--- What is required ---
Return the records that follow unaltered. Omit every picture.
====================
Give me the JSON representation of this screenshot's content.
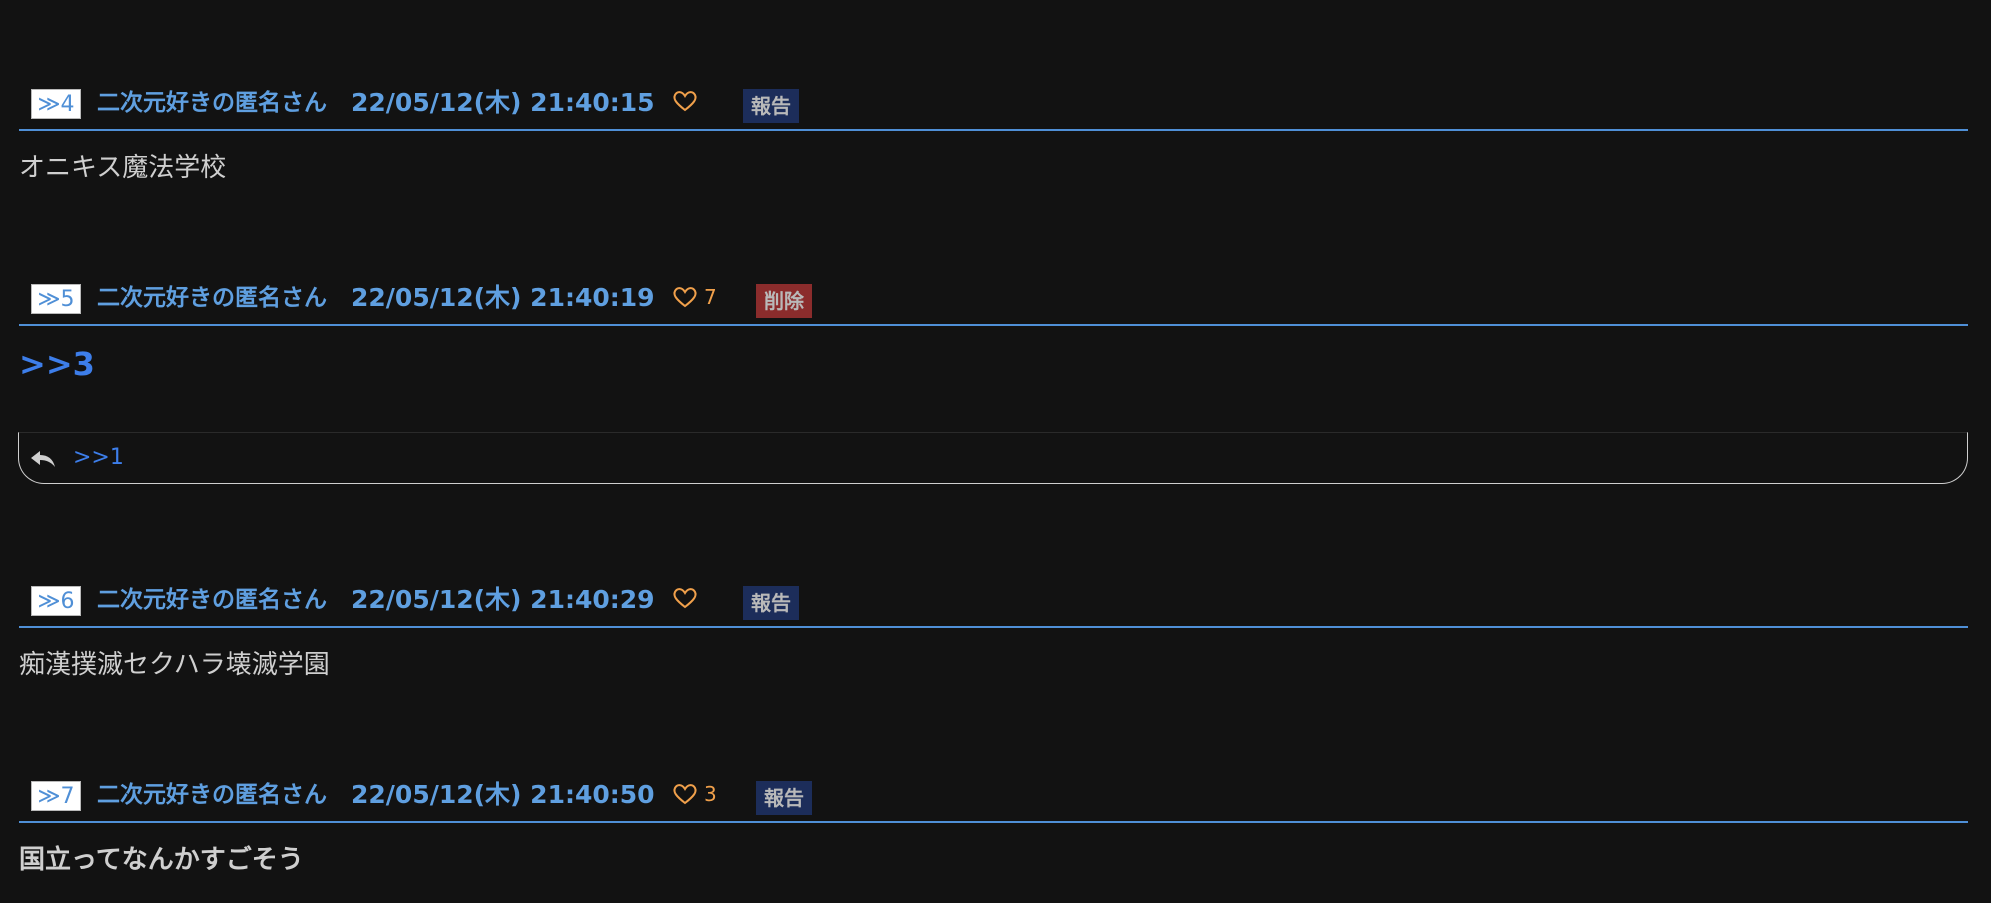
{
  "posts": [
    {
      "num_label": "≫4",
      "author": "二次元好きの匿名さん",
      "timestamp": "22/05/12(木) 21:40:15",
      "likes": "",
      "action": "報告",
      "body": "オニキス魔法学校"
    },
    {
      "num_label": "≫5",
      "author": "二次元好きの匿名さん",
      "timestamp": "22/05/12(木) 21:40:19",
      "likes": "7",
      "action": "削除",
      "body": ">>3",
      "reply_link": ">>1"
    },
    {
      "num_label": "≫6",
      "author": "二次元好きの匿名さん",
      "timestamp": "22/05/12(木) 21:40:29",
      "likes": "",
      "action": "報告",
      "body": "痴漢撲滅セクハラ壊滅学園"
    },
    {
      "num_label": "≫7",
      "author": "二次元好きの匿名さん",
      "timestamp": "22/05/12(木) 21:40:50",
      "likes": "3",
      "action": "報告",
      "body": "国立ってなんかすごそう"
    }
  ],
  "colors": {
    "background": "#121212",
    "accent": "#5f9fe0",
    "like": "#f0a04b",
    "report_badge": "#1c2d5a",
    "delete_badge": "#8b2c2c"
  },
  "icons": {
    "like": "heart-outline-icon",
    "reply": "reply-arrow-icon"
  }
}
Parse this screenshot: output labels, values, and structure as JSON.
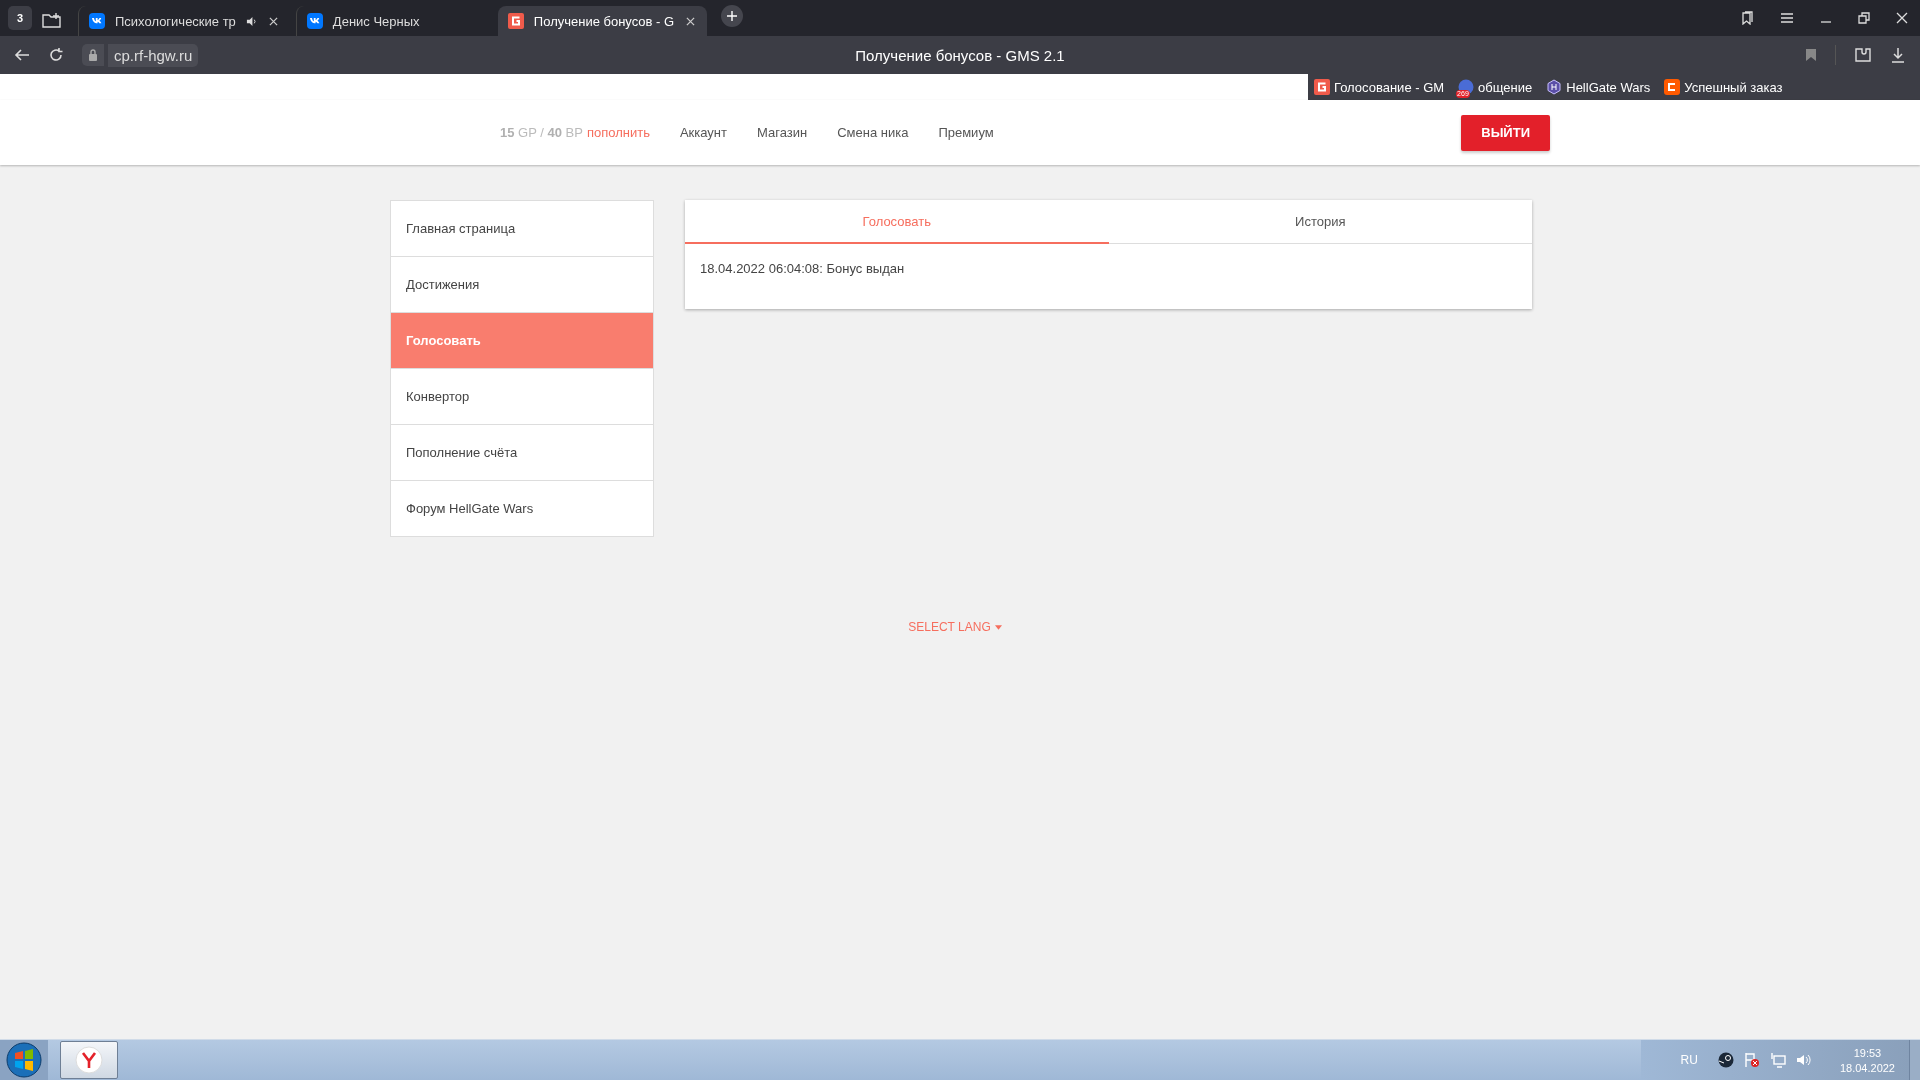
{
  "browser": {
    "tab_counter": "3",
    "tabs": [
      {
        "title": "Психологические тр",
        "audio": true,
        "closable": true,
        "selected": false
      },
      {
        "title": "Денис Черных",
        "audio": false,
        "closable": false,
        "selected": false
      },
      {
        "title": "Получение бонусов - G",
        "audio": false,
        "closable": true,
        "selected": true
      }
    ],
    "url": "cp.rf-hgw.ru",
    "page_title": "Получение бонусов - GMS 2.1",
    "bookmarks": [
      {
        "label": "Голосование - GM"
      },
      {
        "label": "общение",
        "badge": "269"
      },
      {
        "label": "HellGate Wars"
      },
      {
        "label": "Успешный заказ"
      }
    ]
  },
  "header": {
    "balance": "**15** GP / **40** BP",
    "top_up": "пополнить",
    "links": [
      "Аккаунт",
      "Магазин",
      "Смена ника",
      "Премиум"
    ],
    "logout": "ВЫЙТИ"
  },
  "sidebar": {
    "items": [
      {
        "label": "Главная страница",
        "selected": false
      },
      {
        "label": "Достижения",
        "selected": false
      },
      {
        "label": "Голосовать",
        "selected": true
      },
      {
        "label": "Конвертор",
        "selected": false
      },
      {
        "label": "Пополнение счёта",
        "selected": false
      },
      {
        "label": "Форум HellGate Wars",
        "selected": false
      }
    ]
  },
  "panel": {
    "tabs": [
      {
        "label": "Голосовать",
        "selected": true
      },
      {
        "label": "История",
        "selected": false
      }
    ],
    "entries": [
      "18.04.2022 06:04:08: Бонус выдан"
    ]
  },
  "footer": {
    "select_lang": "SELECT LANG"
  },
  "taskbar": {
    "language": "RU",
    "time": "19:53",
    "date": "18.04.2022"
  }
}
====================
--- Written response ---
Give me the JSON representation of this screenshot's content.
{
  "posts": [
    {
      "num_label": "≫4",
      "author": "二次元好きの匿名さん",
      "timestamp": "22/05/12(木) 21:40:15",
      "likes": "",
      "action": "報告",
      "body": "オニキス魔法学校"
    },
    {
      "num_label": "≫5",
      "author": "二次元好きの匿名さん",
      "timestamp": "22/05/12(木) 21:40:19",
      "likes": "7",
      "action": "削除",
      "body": ">>3",
      "reply_link": ">>1"
    },
    {
      "num_label": "≫6",
      "author": "二次元好きの匿名さん",
      "timestamp": "22/05/12(木) 21:40:29",
      "likes": "",
      "action": "報告",
      "body": "痴漢撲滅セクハラ壊滅学園"
    },
    {
      "num_label": "≫7",
      "author": "二次元好きの匿名さん",
      "timestamp": "22/05/12(木) 21:40:50",
      "likes": "3",
      "action": "報告",
      "body": "国立ってなんかすごそう"
    }
  ],
  "colors": {
    "background": "#121212",
    "accent": "#5f9fe0",
    "like": "#f0a04b",
    "report_badge": "#1c2d5a",
    "delete_badge": "#8b2c2c"
  },
  "icons": {
    "like": "heart-outline-icon",
    "reply": "reply-arrow-icon"
  }
}
Parse this screenshot: output labels, values, and structure as JSON.
{
  "browser": {
    "tab_counter": "3",
    "tabs": [
      {
        "title": "Психологические тр",
        "audio": true,
        "closable": true,
        "selected": false
      },
      {
        "title": "Денис Черных",
        "audio": false,
        "closable": false,
        "selected": false
      },
      {
        "title": "Получение бонусов - G",
        "audio": false,
        "closable": true,
        "selected": true
      }
    ],
    "url": "cp.rf-hgw.ru",
    "page_title": "Получение бонусов - GMS 2.1",
    "bookmarks": [
      {
        "label": "Голосование - GM"
      },
      {
        "label": "общение",
        "badge": "269"
      },
      {
        "label": "HellGate Wars"
      },
      {
        "label": "Успешный заказ"
      }
    ]
  },
  "header": {
    "balance": "**15** GP / **40** BP",
    "top_up": "пополнить",
    "links": [
      "Аккаунт",
      "Магазин",
      "Смена ника",
      "Премиум"
    ],
    "logout": "ВЫЙТИ"
  },
  "sidebar": {
    "items": [
      {
        "label": "Главная страница",
        "selected": false
      },
      {
        "label": "Достижения",
        "selected": false
      },
      {
        "label": "Голосовать",
        "selected": true
      },
      {
        "label": "Конвертор",
        "selected": false
      },
      {
        "label": "Пополнение счёта",
        "selected": false
      },
      {
        "label": "Форум HellGate Wars",
        "selected": false
      }
    ]
  },
  "panel": {
    "tabs": [
      {
        "label": "Голосовать",
        "selected": true
      },
      {
        "label": "История",
        "selected": false
      }
    ],
    "entries": [
      "18.04.2022 06:04:08: Бонус выдан"
    ]
  },
  "footer": {
    "select_lang": "SELECT LANG"
  },
  "taskbar": {
    "language": "RU",
    "time": "19:53",
    "date": "18.04.2022"
  }
}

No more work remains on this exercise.